BEGIN Data

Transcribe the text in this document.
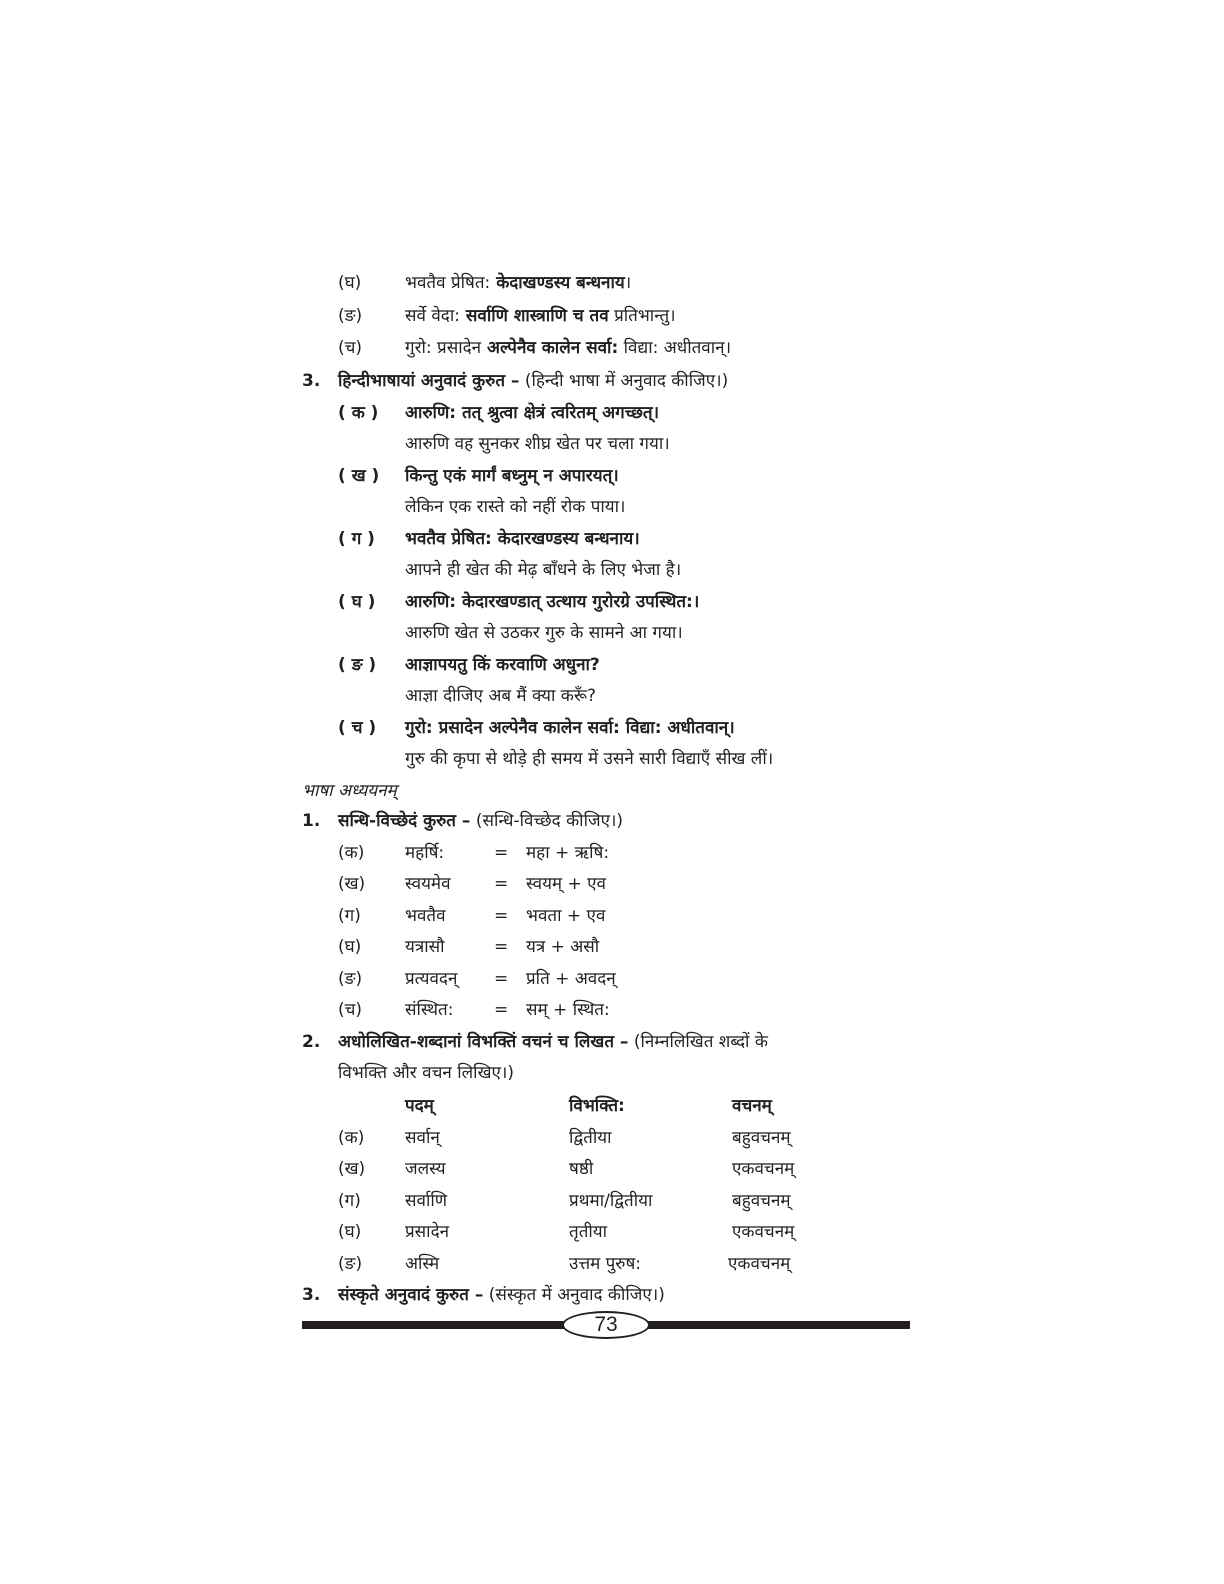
(घ)	भवतैव प्रेषित: केदाखण्डस्य बन्धनाय।
(ङ)	सर्वे वेदा: सर्वाणि शास्त्राणि च तव प्रतिभान्तु।
(च)	गुरो: प्रसादेन अल्पेनैव कालेन सर्वा: विद्या: अधीतवान्।
3. हिन्दीभाषायां अनुवादं कुरुत – (हिन्दी भाषा में अनुवाद कीजिए।)
( क ) आरुणि: तत् श्रुत्वा क्षेत्रं त्वरितम् अगच्छत्।
आरुणि वह सुनकर शीघ्र खेत पर चला गया।
( ख ) किन्तु एकं मार्गं बध्नुम् न अपारयत्।
लेकिन एक रास्ते को नहीं रोक पाया।
( ग ) भवतैव प्रेषित: केदारखण्डस्य बन्धनाय।
आपने ही खेत की मेढ़ बाँधने के लिए भेजा है।
( घ ) आरुणि: केदारखण्डात् उत्थाय गुरोरग्रे उपस्थित:।
आरुणि खेत से उठकर गुरु के सामने आ गया।
( ङ ) आज्ञापयतु किं करवाणि अधुना?
आज्ञा दीजिए अब मैं क्या करूँ?
( च ) गुरो: प्रसादेन अल्पेनैव कालेन सर्वा: विद्या: अधीतवान्।
गुरु की कृपा से थोड़े ही समय में उसने सारी विद्याएँ सीख लीं।
भाषा अध्ययनम्
1. सन्धि-विच्छेदं कुरुत – (सन्धि-विच्छेद कीजिए।)
(क) महर्षि:	= महा + ऋषि:
(ख) स्वयमेव	= स्वयम् + एव
(ग)	भवतैव	= भवता + एव
(घ)	यत्रासौ	= यत्र + असौ
(ङ)	प्रत्यवदन् = प्रति + अवदन्
(च)	संस्थित: = सम् + स्थित:
2. अधोलिखित-शब्दानां विभक्तिं वचनं च लिखत – (निम्नलिखित शब्दों के
विभक्ति और वचन लिखिए।)
पदम्	विभक्ति:	वचनम्
(क) सर्वान्	द्वितीया	बहुवचनम्
(ख) जलस्य	षष्ठी	एकवचनम्
(ग)	सर्वाणि	प्रथमा/द्वितीया	बहुवचनम्
(घ)	प्रसादेन	तृतीया	एकवचनम्
(ङ)	अस्मि	उत्तम पुरुष:	एकवचनम्
3. संस्कृते अनुवादं कुरुत – (संस्कृत में अनुवाद कीजिए।)
73
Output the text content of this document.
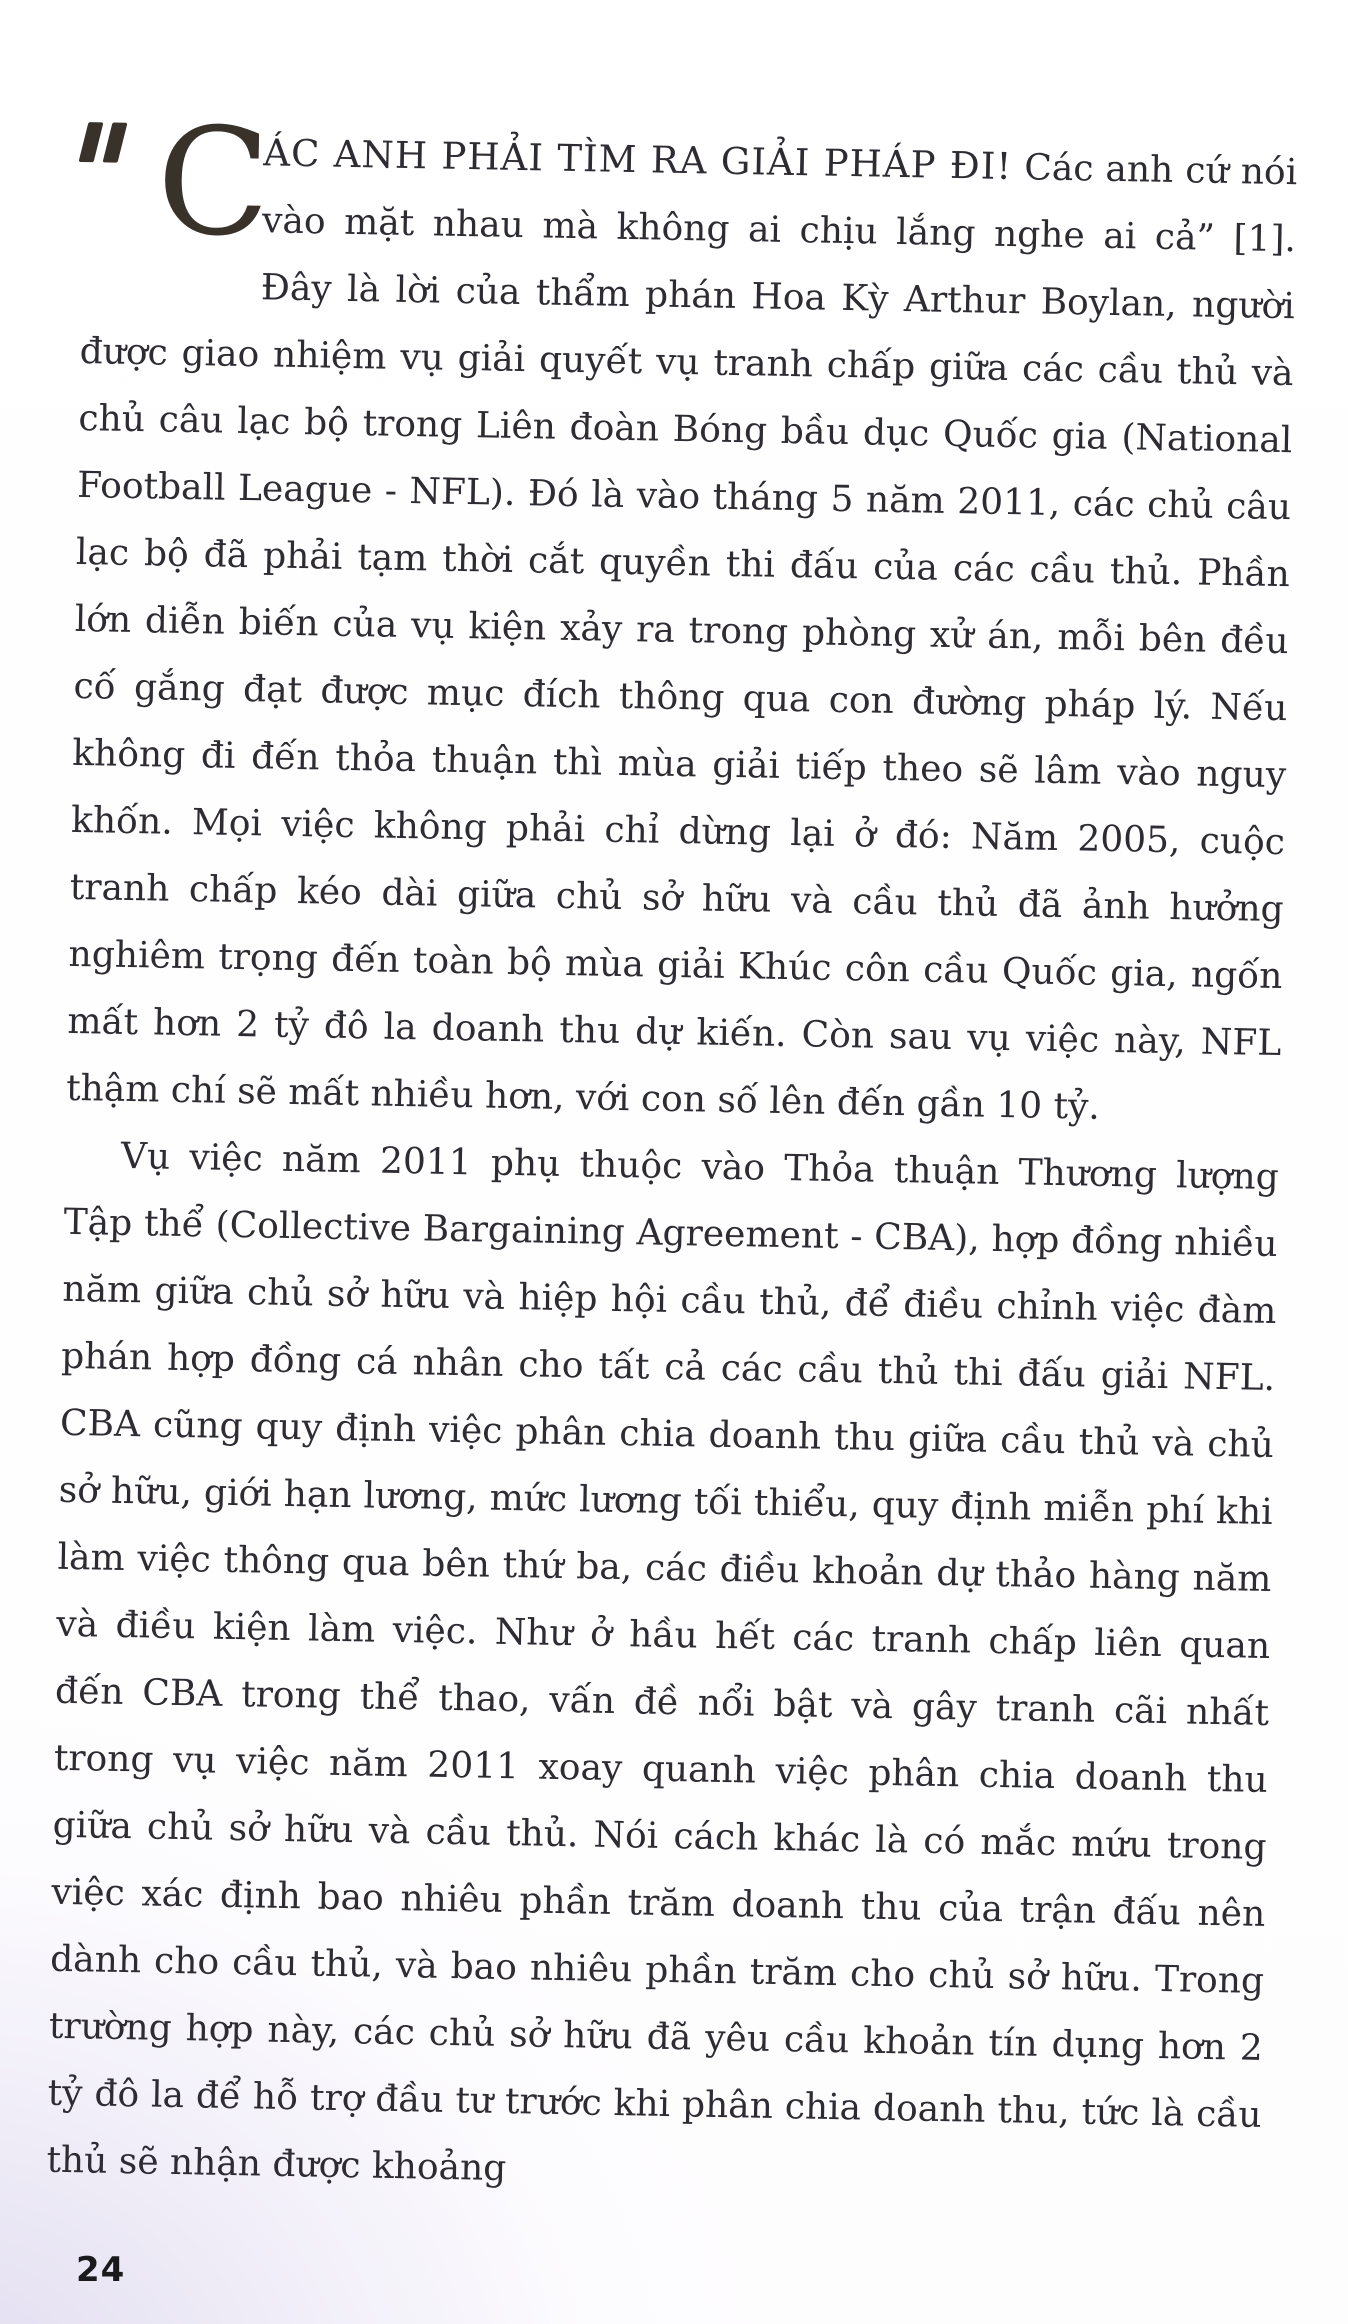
C
ÁC ANH PHẢI TÌM RA GIẢI PHÁP ĐI! Các anh cứ nói vào mặt nhau mà không ai chịu lắng nghe ai cả” [1]. Đây là lời của thẩm phán Hoa Kỳ Arthur Boylan, người được giao nhiệm vụ giải quyết vụ tranh chấp giữa các cầu thủ và chủ câu lạc bộ trong Liên đoàn Bóng bầu dục Quốc gia (National Football League - NFL). Đó là vào tháng 5 năm 2011, các chủ câu lạc bộ đã phải tạm thời cắt quyền thi đấu của các cầu thủ. Phần lớn diễn biến của vụ kiện xảy ra trong phòng xử án, mỗi bên đều cố gắng đạt được mục đích thông qua con đường pháp lý. Nếu không đi đến thỏa thuận thì mùa giải tiếp theo sẽ lâm vào nguy khốn. Mọi việc không phải chỉ dừng lại ở đó: Năm 2005, cuộc tranh chấp kéo dài giữa chủ sở hữu và cầu thủ đã ảnh hưởng nghiêm trọng đến toàn bộ mùa giải Khúc côn cầu Quốc gia, ngốn mất hơn 2 tỷ đô la doanh thu dự kiến. Còn sau vụ việc này, NFL thậm chí sẽ mất nhiều hơn, với con số lên đến gần 10 tỷ.

Vụ việc năm 2011 phụ thuộc vào Thỏa thuận Thương lượng Tập thể (Collective Bargaining Agreement - CBA), hợp đồng nhiều năm giữa chủ sở hữu và hiệp hội cầu thủ, để điều chỉnh việc đàm phán hợp đồng cá nhân cho tất cả các cầu thủ thi đấu giải NFL. CBA cũng quy định việc phân chia doanh thu giữa cầu thủ và chủ sở hữu, giới hạn lương, mức lương tối thiểu, quy định miễn phí khi làm việc thông qua bên thứ ba, các điều khoản dự thảo hàng năm và điều kiện làm việc. Như ở hầu hết các tranh chấp liên quan đến CBA trong thể thao, vấn đề nổi bật và gây tranh cãi nhất trong vụ việc năm 2011 xoay quanh việc phân chia doanh thu giữa chủ sở hữu và cầu thủ. Nói cách khác là có mắc mứu trong việc xác định bao nhiêu phần trăm doanh thu của trận đấu nên dành cho cầu thủ, và bao nhiêu phần trăm cho chủ sở hữu. Trong trường hợp này, các chủ sở hữu đã yêu cầu khoản tín dụng hơn 2 tỷ đô la để hỗ trợ đầu tư trước khi phân chia doanh thu, tức là cầu thủ sẽ nhận được khoảng

24
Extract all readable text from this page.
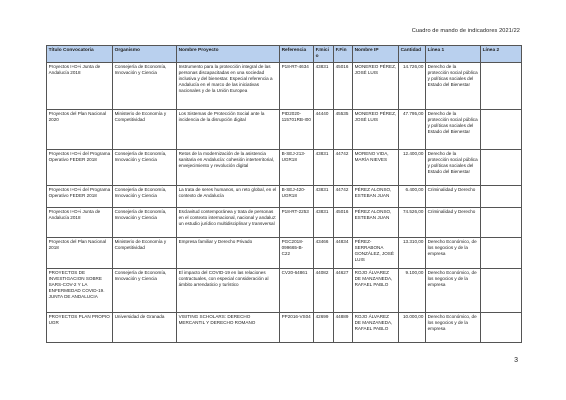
Cuadro de mando de indicadores 2021/22
Título Convocatoria	Organismo	Nombre Proyecto	Referencia	F.Inicio	F.Fin	Nombre IP	Cantidad	Línea 1	Línea 2
Proyectos I+D+i Junta de Andalucía 2018	Consejería de Economía, Innovación y Ciencia	Instrumento para la protección integral de las personas discapacitadas en una sociedad inclusiva y del bienestar. Especial referencia a Andalucía en el marco de las iniciativas nacionales y de la Unión Europea	P18-RT-4634	43831	45016	MONEREO PÉREZ, JOSÉ LUIS	14.726,00	Derecho de la protección social pública y políticas sociales del Estado del Bienestar	
Proyectos del Plan Nacional 2020	Ministerio de Economía y Competitividad	Los Sistemas de Protección Social ante la incidencia de la disrupción digital	PID2020-115701RB-I00	44440	45535	MONEREO PÉREZ, JOSÉ LUIS	47.795,00	Derecho de la protección social pública y políticas sociales del Estado del Bienestar	
Proyectos I+D+i del Programa Operativo FEDER 2018	Consejería de Economía, Innovación y Ciencia	Retos de la modernización de la asistencia sanitaria en Andalucía: cohesión interterritorial, envejecimiento y revolución digital	B-SEJ-213-UGR18	43831	44742	MORENO VIDA, MARÍA NIEVES	12.400,00	Derecho de la protección social pública y políticas sociales del Estado del Bienestar	
Proyectos I+D+i del Programa Operativo FEDER 2018	Consejería de Economía, Innovación y Ciencia	La trata de seres humanos, un reto global, en el contexto de Andalucía	B-SEJ-420-UGR18	43831	44742	PÉREZ ALONSO, ESTEBAN JUAN	6.400,00	Criminalidad y Derecho	
Proyectos I+D+i Junta de Andalucía 2018	Consejería de Economía, Innovación y Ciencia	Esclavitud contemporánea y trata de personas en el contexto internacional, nacional y andaluz: un estudio jurídico multidisciplinar y transversal	P18-RT-2253	43831	45016	PÉREZ ALONSO, ESTEBAN JUAN	74.526,00	Criminalidad y Derecho	
Proyectos del Plan Nacional 2018	Ministerio de Economía y Competitividad	Empresa familiar y Derecho Privado	PGC2018-099665-B-C22	43466	44834	PÉREZ-SERRABONA GONZÁLEZ, JOSÉ LUIS	13.310,00	Derecho Económico, de los negocios y de la empresa	
PROYECTOS DE INVESTIGACION SOBRE SARS-COV-2 Y LA ENFERMEDAD COVID-19. JUNTA DE ANDALUCIA	Consejería de Economía, Innovación y Ciencia	El impacto del COVID-19 en las relaciones contractuales, con especial consideración al ámbito arrendaticio y turístico	CV20-64861	44082	44627	ROJO ÁLVAREZ DE MANZANEDA, RAFAEL PABLO	9.100,00	Derecho Económico, de los negocios y de la empresa	
PROYECTOS PLAN PROPIO UGR	Universidad de Granada	VISITING SCHOLARS: DERECHO MERCANTIL Y DERECHO ROMANO	PP2016-VS04	42699	44889	ROJO ÁLVAREZ DE MANZANEDA, RAFAEL PABLO	10.000,00	Derecho Económico, de los negocios y de la empresa	
3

END Data

Challenge: Pick out each line that holds the string "LUIS".

Response to the task:
Proyectos I+D+i Junta de Andalucía 2018	Consejería de Economía, Innovación y Ciencia	Instrumento para la protección integral de las personas discapacitadas en una sociedad inclusiva y del bienestar. Especial referencia a Andalucía en el marco de las iniciativas nacionales y de la Unión Europea	P18-RT-4634	43831	45016	MONEREO PÉREZ, JOSÉ LUIS	14.726,00	Derecho de la protección social pública y políticas sociales del Estado del Bienestar	
Proyectos del Plan Nacional 2020	Ministerio de Economía y Competitividad	Los Sistemas de Protección Social ante la incidencia de la disrupción digital	PID2020-115701RB-I00	44440	45535	MONEREO PÉREZ, JOSÉ LUIS	47.795,00	Derecho de la protección social pública y políticas sociales del Estado del Bienestar	
Proyectos del Plan Nacional 2018	Ministerio de Economía y Competitividad	Empresa familiar y Derecho Privado	PGC2018-099665-B-C22	43466	44834	PÉREZ-SERRABONA GONZÁLEZ, JOSÉ LUIS	13.310,00	Derecho Económico, de los negocios y de la empresa	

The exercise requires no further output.